**What is asked:** Output the material below in full, exactly as it is.
________
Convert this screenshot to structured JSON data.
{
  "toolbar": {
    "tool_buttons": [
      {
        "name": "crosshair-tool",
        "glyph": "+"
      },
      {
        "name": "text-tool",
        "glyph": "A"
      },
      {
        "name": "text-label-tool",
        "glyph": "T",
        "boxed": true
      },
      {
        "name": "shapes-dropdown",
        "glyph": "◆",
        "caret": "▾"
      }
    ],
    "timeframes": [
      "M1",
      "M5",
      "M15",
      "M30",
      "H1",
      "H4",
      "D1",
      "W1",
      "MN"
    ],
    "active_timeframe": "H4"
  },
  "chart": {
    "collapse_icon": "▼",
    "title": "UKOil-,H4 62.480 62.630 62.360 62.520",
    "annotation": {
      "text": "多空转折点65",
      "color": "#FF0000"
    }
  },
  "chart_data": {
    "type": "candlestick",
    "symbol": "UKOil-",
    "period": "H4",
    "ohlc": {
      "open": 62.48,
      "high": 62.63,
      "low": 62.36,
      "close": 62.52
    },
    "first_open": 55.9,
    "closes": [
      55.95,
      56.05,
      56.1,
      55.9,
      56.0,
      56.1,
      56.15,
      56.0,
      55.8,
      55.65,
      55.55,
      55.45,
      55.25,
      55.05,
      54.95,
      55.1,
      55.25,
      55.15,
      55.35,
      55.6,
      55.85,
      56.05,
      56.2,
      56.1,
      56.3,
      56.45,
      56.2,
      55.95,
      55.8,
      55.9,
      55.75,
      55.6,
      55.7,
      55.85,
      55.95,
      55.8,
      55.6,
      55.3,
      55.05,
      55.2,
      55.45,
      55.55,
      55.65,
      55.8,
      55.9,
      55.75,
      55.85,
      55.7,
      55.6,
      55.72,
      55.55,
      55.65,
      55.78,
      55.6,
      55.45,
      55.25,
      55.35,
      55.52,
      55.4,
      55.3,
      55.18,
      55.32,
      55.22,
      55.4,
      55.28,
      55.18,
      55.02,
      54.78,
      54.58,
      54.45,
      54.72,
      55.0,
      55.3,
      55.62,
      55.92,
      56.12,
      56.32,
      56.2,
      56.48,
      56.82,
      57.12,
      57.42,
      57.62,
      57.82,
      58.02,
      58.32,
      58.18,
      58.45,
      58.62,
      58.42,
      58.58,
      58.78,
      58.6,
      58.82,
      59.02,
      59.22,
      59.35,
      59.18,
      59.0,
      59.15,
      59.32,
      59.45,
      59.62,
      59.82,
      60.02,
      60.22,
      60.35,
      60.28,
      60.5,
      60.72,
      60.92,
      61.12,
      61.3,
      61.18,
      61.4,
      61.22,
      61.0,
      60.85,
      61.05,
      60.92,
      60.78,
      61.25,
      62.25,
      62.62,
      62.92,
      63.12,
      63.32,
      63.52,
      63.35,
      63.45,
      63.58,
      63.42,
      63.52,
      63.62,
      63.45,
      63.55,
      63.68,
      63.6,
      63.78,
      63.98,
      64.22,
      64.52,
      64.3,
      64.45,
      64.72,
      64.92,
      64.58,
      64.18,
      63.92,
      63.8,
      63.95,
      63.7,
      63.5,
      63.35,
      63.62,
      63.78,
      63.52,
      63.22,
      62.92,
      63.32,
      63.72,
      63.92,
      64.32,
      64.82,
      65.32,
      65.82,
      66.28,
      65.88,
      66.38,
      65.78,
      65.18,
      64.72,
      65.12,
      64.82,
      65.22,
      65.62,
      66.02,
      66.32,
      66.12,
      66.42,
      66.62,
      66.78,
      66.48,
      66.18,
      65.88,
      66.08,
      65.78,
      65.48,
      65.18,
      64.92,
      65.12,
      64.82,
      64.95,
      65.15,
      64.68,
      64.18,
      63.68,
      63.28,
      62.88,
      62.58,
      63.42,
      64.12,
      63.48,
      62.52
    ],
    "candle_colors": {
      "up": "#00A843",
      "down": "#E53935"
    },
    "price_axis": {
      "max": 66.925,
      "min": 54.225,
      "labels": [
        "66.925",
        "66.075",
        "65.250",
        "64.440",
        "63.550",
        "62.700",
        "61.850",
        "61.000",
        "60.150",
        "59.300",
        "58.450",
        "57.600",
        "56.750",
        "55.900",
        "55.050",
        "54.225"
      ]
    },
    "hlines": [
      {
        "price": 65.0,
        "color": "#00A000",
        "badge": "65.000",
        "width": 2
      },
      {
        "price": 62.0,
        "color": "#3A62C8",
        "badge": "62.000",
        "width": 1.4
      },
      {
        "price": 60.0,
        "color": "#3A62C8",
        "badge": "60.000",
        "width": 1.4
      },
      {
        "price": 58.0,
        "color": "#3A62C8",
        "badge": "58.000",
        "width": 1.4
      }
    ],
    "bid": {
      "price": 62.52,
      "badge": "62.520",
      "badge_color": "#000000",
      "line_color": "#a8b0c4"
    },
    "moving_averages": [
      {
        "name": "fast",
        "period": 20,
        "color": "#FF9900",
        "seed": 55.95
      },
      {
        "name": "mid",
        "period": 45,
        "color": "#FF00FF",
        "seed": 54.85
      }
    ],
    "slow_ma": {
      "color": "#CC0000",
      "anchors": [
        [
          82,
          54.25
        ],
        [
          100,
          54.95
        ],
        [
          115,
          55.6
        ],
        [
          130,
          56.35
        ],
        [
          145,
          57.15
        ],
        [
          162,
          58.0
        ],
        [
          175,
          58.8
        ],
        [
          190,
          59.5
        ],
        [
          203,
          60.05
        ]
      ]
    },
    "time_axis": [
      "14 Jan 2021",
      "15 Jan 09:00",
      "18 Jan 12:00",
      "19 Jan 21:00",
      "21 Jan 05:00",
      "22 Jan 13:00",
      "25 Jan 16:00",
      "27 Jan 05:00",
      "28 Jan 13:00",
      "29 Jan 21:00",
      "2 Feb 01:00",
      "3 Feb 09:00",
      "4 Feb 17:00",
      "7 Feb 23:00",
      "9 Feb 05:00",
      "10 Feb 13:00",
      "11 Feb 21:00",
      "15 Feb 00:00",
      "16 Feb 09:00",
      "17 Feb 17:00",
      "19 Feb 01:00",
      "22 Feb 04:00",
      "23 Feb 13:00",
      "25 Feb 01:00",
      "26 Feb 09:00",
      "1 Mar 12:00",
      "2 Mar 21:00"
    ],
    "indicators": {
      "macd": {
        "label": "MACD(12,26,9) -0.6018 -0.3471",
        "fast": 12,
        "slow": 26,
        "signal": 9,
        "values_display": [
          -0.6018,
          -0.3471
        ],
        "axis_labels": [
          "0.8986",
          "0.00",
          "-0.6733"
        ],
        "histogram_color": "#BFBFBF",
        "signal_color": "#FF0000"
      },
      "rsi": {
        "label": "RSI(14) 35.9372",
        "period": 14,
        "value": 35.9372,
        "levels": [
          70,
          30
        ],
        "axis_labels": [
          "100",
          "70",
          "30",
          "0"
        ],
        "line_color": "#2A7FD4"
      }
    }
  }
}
________
**Exercise output:**
Convert this screenshot to structured JSON data.
{
  "toolbar": {
    "tool_buttons": [
      {
        "name": "crosshair-tool",
        "glyph": "+"
      },
      {
        "name": "text-tool",
        "glyph": "A"
      },
      {
        "name": "text-label-tool",
        "glyph": "T",
        "boxed": true
      },
      {
        "name": "shapes-dropdown",
        "glyph": "◆",
        "caret": "▾"
      }
    ],
    "timeframes": [
      "M1",
      "M5",
      "M15",
      "M30",
      "H1",
      "H4",
      "D1",
      "W1",
      "MN"
    ],
    "active_timeframe": "H4"
  },
  "chart": {
    "collapse_icon": "▼",
    "title": "UKOil-,H4 62.480 62.630 62.360 62.520",
    "annotation": {
      "text": "多空转折点65",
      "color": "#FF0000"
    }
  },
  "chart_data": {
    "type": "candlestick",
    "symbol": "UKOil-",
    "period": "H4",
    "ohlc": {
      "open": 62.48,
      "high": 62.63,
      "low": 62.36,
      "close": 62.52
    },
    "first_open": 55.9,
    "closes": [
      55.95,
      56.05,
      56.1,
      55.9,
      56.0,
      56.1,
      56.15,
      56.0,
      55.8,
      55.65,
      55.55,
      55.45,
      55.25,
      55.05,
      54.95,
      55.1,
      55.25,
      55.15,
      55.35,
      55.6,
      55.85,
      56.05,
      56.2,
      56.1,
      56.3,
      56.45,
      56.2,
      55.95,
      55.8,
      55.9,
      55.75,
      55.6,
      55.7,
      55.85,
      55.95,
      55.8,
      55.6,
      55.3,
      55.05,
      55.2,
      55.45,
      55.55,
      55.65,
      55.8,
      55.9,
      55.75,
      55.85,
      55.7,
      55.6,
      55.72,
      55.55,
      55.65,
      55.78,
      55.6,
      55.45,
      55.25,
      55.35,
      55.52,
      55.4,
      55.3,
      55.18,
      55.32,
      55.22,
      55.4,
      55.28,
      55.18,
      55.02,
      54.78,
      54.58,
      54.45,
      54.72,
      55.0,
      55.3,
      55.62,
      55.92,
      56.12,
      56.32,
      56.2,
      56.48,
      56.82,
      57.12,
      57.42,
      57.62,
      57.82,
      58.02,
      58.32,
      58.18,
      58.45,
      58.62,
      58.42,
      58.58,
      58.78,
      58.6,
      58.82,
      59.02,
      59.22,
      59.35,
      59.18,
      59.0,
      59.15,
      59.32,
      59.45,
      59.62,
      59.82,
      60.02,
      60.22,
      60.35,
      60.28,
      60.5,
      60.72,
      60.92,
      61.12,
      61.3,
      61.18,
      61.4,
      61.22,
      61.0,
      60.85,
      61.05,
      60.92,
      60.78,
      61.25,
      62.25,
      62.62,
      62.92,
      63.12,
      63.32,
      63.52,
      63.35,
      63.45,
      63.58,
      63.42,
      63.52,
      63.62,
      63.45,
      63.55,
      63.68,
      63.6,
      63.78,
      63.98,
      64.22,
      64.52,
      64.3,
      64.45,
      64.72,
      64.92,
      64.58,
      64.18,
      63.92,
      63.8,
      63.95,
      63.7,
      63.5,
      63.35,
      63.62,
      63.78,
      63.52,
      63.22,
      62.92,
      63.32,
      63.72,
      63.92,
      64.32,
      64.82,
      65.32,
      65.82,
      66.28,
      65.88,
      66.38,
      65.78,
      65.18,
      64.72,
      65.12,
      64.82,
      65.22,
      65.62,
      66.02,
      66.32,
      66.12,
      66.42,
      66.62,
      66.78,
      66.48,
      66.18,
      65.88,
      66.08,
      65.78,
      65.48,
      65.18,
      64.92,
      65.12,
      64.82,
      64.95,
      65.15,
      64.68,
      64.18,
      63.68,
      63.28,
      62.88,
      62.58,
      63.42,
      64.12,
      63.48,
      62.52
    ],
    "candle_colors": {
      "up": "#00A843",
      "down": "#E53935"
    },
    "price_axis": {
      "max": 66.925,
      "min": 54.225,
      "labels": [
        "66.925",
        "66.075",
        "65.250",
        "64.440",
        "63.550",
        "62.700",
        "61.850",
        "61.000",
        "60.150",
        "59.300",
        "58.450",
        "57.600",
        "56.750",
        "55.900",
        "55.050",
        "54.225"
      ]
    },
    "hlines": [
      {
        "price": 65.0,
        "color": "#00A000",
        "badge": "65.000",
        "width": 2
      },
      {
        "price": 62.0,
        "color": "#3A62C8",
        "badge": "62.000",
        "width": 1.4
      },
      {
        "price": 60.0,
        "color": "#3A62C8",
        "badge": "60.000",
        "width": 1.4
      },
      {
        "price": 58.0,
        "color": "#3A62C8",
        "badge": "58.000",
        "width": 1.4
      }
    ],
    "bid": {
      "price": 62.52,
      "badge": "62.520",
      "badge_color": "#000000",
      "line_color": "#a8b0c4"
    },
    "moving_averages": [
      {
        "name": "fast",
        "period": 20,
        "color": "#FF9900",
        "seed": 55.95
      },
      {
        "name": "mid",
        "period": 45,
        "color": "#FF00FF",
        "seed": 54.85
      }
    ],
    "slow_ma": {
      "color": "#CC0000",
      "anchors": [
        [
          82,
          54.25
        ],
        [
          100,
          54.95
        ],
        [
          115,
          55.6
        ],
        [
          130,
          56.35
        ],
        [
          145,
          57.15
        ],
        [
          162,
          58.0
        ],
        [
          175,
          58.8
        ],
        [
          190,
          59.5
        ],
        [
          203,
          60.05
        ]
      ]
    },
    "time_axis": [
      "14 Jan 2021",
      "15 Jan 09:00",
      "18 Jan 12:00",
      "19 Jan 21:00",
      "21 Jan 05:00",
      "22 Jan 13:00",
      "25 Jan 16:00",
      "27 Jan 05:00",
      "28 Jan 13:00",
      "29 Jan 21:00",
      "2 Feb 01:00",
      "3 Feb 09:00",
      "4 Feb 17:00",
      "7 Feb 23:00",
      "9 Feb 05:00",
      "10 Feb 13:00",
      "11 Feb 21:00",
      "15 Feb 00:00",
      "16 Feb 09:00",
      "17 Feb 17:00",
      "19 Feb 01:00",
      "22 Feb 04:00",
      "23 Feb 13:00",
      "25 Feb 01:00",
      "26 Feb 09:00",
      "1 Mar 12:00",
      "2 Mar 21:00"
    ],
    "indicators": {
      "macd": {
        "label": "MACD(12,26,9) -0.6018 -0.3471",
        "fast": 12,
        "slow": 26,
        "signal": 9,
        "values_display": [
          -0.6018,
          -0.3471
        ],
        "axis_labels": [
          "0.8986",
          "0.00",
          "-0.6733"
        ],
        "histogram_color": "#BFBFBF",
        "signal_color": "#FF0000"
      },
      "rsi": {
        "label": "RSI(14) 35.9372",
        "period": 14,
        "value": 35.9372,
        "levels": [
          70,
          30
        ],
        "axis_labels": [
          "100",
          "70",
          "30",
          "0"
        ],
        "line_color": "#2A7FD4"
      }
    }
  }
}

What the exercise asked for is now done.